╭─ Input records
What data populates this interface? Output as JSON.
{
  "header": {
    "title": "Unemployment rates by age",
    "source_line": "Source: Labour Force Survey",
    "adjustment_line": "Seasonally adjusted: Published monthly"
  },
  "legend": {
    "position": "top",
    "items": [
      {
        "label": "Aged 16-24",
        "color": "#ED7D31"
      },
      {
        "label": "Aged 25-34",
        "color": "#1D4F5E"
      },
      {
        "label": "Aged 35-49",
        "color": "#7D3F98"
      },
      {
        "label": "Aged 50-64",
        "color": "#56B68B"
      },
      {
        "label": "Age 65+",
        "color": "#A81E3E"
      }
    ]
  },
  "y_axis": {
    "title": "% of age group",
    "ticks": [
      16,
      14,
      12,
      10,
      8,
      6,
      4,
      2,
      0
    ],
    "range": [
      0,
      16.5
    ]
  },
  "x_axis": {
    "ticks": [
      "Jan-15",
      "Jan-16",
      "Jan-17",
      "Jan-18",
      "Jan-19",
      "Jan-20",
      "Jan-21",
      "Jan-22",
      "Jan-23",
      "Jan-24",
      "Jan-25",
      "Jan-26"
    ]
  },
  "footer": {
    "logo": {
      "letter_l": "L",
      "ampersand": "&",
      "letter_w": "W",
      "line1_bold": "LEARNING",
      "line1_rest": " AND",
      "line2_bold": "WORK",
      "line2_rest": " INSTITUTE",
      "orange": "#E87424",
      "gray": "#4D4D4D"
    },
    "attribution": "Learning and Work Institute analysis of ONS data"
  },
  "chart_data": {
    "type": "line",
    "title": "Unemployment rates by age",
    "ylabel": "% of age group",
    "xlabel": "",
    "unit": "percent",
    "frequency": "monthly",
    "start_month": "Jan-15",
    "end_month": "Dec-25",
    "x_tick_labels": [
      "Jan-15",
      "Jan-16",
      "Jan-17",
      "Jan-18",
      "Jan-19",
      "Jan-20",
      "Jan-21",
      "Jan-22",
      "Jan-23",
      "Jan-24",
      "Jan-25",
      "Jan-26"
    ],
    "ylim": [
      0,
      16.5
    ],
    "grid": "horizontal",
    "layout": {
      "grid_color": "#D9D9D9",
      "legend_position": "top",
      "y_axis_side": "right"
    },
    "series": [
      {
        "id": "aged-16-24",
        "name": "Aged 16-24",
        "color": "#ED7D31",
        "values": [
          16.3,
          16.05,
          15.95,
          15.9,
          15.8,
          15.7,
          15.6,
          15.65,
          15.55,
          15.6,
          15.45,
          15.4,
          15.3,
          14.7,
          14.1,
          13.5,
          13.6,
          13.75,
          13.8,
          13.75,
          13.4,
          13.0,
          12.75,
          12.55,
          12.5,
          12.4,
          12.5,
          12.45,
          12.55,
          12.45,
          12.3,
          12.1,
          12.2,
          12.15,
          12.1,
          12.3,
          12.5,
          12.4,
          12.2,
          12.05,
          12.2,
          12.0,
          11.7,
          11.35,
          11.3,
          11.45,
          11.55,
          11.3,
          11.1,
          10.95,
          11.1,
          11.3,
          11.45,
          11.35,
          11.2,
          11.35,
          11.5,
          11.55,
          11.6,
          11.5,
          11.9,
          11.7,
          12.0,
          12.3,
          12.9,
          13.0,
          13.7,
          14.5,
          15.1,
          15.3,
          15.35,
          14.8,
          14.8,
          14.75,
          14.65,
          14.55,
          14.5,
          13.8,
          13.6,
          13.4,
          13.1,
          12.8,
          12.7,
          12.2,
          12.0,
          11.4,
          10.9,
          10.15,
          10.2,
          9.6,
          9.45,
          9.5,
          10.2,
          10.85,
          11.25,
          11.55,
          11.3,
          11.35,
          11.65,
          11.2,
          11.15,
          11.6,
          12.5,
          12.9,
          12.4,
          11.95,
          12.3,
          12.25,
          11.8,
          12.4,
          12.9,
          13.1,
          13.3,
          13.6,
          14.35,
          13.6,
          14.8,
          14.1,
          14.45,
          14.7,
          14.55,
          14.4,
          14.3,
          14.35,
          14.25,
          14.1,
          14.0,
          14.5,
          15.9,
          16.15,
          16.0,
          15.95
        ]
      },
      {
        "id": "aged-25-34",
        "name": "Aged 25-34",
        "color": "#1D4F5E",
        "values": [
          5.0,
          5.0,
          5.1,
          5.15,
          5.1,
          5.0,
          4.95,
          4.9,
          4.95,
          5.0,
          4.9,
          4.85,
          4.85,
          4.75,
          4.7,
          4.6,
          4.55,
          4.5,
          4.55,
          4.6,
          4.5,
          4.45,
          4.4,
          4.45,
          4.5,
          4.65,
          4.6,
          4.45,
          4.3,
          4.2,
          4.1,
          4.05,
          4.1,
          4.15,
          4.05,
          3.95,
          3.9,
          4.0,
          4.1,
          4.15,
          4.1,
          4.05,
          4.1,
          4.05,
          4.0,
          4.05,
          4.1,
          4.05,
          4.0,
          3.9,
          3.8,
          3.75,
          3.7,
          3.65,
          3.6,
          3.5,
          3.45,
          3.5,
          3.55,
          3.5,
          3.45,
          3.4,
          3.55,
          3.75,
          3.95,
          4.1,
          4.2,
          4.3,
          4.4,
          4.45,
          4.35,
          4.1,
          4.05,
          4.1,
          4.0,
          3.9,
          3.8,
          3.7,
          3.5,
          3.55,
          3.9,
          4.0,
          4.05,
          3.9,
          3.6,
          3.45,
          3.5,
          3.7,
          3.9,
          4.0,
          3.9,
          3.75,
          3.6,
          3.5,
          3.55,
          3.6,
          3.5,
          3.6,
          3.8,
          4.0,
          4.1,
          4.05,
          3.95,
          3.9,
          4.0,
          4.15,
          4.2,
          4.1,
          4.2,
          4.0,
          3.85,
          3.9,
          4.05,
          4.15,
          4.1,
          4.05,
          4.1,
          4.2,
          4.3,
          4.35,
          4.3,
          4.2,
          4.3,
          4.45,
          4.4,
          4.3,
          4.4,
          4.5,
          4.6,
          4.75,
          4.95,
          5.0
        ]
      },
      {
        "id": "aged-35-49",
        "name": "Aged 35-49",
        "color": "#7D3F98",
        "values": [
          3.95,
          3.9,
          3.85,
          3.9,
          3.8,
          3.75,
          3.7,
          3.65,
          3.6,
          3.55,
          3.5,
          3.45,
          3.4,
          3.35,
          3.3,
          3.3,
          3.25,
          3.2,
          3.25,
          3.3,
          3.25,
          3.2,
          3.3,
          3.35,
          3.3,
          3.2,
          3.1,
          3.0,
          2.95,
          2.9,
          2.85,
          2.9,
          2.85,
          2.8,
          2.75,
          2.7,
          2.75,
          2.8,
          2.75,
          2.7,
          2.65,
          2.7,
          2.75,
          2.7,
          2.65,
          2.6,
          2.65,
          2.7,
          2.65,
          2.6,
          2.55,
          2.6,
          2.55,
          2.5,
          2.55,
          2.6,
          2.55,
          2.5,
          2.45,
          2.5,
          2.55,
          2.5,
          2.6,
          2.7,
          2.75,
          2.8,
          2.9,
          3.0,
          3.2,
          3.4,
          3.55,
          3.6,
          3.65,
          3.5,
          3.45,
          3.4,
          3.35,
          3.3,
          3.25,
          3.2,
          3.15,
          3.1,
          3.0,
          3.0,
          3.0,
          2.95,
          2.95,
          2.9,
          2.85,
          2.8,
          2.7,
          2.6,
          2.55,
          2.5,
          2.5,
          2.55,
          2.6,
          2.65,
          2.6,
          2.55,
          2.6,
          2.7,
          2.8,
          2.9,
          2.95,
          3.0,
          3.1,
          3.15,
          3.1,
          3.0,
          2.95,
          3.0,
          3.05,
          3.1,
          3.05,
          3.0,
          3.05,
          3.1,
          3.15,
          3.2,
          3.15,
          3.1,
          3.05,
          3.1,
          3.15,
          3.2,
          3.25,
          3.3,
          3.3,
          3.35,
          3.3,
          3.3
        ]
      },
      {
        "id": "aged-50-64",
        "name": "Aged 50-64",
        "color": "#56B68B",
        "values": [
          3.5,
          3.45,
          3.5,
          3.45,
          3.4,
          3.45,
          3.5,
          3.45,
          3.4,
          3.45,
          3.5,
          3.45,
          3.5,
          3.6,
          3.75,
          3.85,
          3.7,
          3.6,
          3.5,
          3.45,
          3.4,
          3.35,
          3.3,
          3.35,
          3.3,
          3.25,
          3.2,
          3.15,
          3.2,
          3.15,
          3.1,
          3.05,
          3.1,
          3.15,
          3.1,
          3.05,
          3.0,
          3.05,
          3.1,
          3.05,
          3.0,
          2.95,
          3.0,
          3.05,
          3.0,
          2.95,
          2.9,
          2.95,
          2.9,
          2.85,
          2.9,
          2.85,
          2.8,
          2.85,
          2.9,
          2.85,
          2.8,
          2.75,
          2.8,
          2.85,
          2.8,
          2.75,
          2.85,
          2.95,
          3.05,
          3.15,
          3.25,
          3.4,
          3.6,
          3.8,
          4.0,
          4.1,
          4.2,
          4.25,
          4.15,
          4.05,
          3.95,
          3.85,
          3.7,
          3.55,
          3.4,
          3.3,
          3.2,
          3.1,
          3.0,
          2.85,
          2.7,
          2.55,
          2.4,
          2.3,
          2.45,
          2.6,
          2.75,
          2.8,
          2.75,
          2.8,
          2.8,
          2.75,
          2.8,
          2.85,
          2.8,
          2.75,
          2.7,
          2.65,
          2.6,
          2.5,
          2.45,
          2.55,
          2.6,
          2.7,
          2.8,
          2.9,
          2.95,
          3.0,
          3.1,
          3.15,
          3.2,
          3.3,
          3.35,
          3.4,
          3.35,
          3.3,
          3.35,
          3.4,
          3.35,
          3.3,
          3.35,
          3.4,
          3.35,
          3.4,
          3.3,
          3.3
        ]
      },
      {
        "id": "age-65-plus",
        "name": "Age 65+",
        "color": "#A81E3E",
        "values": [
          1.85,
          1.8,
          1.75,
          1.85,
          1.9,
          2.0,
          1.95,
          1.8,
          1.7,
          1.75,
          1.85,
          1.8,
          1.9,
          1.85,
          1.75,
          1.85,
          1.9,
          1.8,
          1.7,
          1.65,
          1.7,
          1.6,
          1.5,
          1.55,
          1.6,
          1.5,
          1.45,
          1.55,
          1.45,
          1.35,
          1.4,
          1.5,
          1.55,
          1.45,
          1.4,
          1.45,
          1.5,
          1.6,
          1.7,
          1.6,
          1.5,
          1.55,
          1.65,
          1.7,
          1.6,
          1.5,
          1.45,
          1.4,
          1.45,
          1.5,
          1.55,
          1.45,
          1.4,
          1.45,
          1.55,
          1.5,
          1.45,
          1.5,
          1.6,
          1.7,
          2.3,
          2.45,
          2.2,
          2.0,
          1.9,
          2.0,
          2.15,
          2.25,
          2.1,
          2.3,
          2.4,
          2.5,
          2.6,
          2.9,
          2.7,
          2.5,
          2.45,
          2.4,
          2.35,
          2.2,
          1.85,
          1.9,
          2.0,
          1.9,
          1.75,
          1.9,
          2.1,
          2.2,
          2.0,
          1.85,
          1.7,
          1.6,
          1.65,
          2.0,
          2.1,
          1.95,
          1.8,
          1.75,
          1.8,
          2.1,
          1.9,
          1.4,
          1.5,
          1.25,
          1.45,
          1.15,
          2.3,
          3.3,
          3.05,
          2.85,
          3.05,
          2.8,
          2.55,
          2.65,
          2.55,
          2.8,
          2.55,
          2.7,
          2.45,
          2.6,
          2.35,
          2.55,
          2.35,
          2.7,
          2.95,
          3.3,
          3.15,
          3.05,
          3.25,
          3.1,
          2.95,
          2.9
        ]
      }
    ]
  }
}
╰─
Count the lines that hold the string "group", and reply with that number alone.

2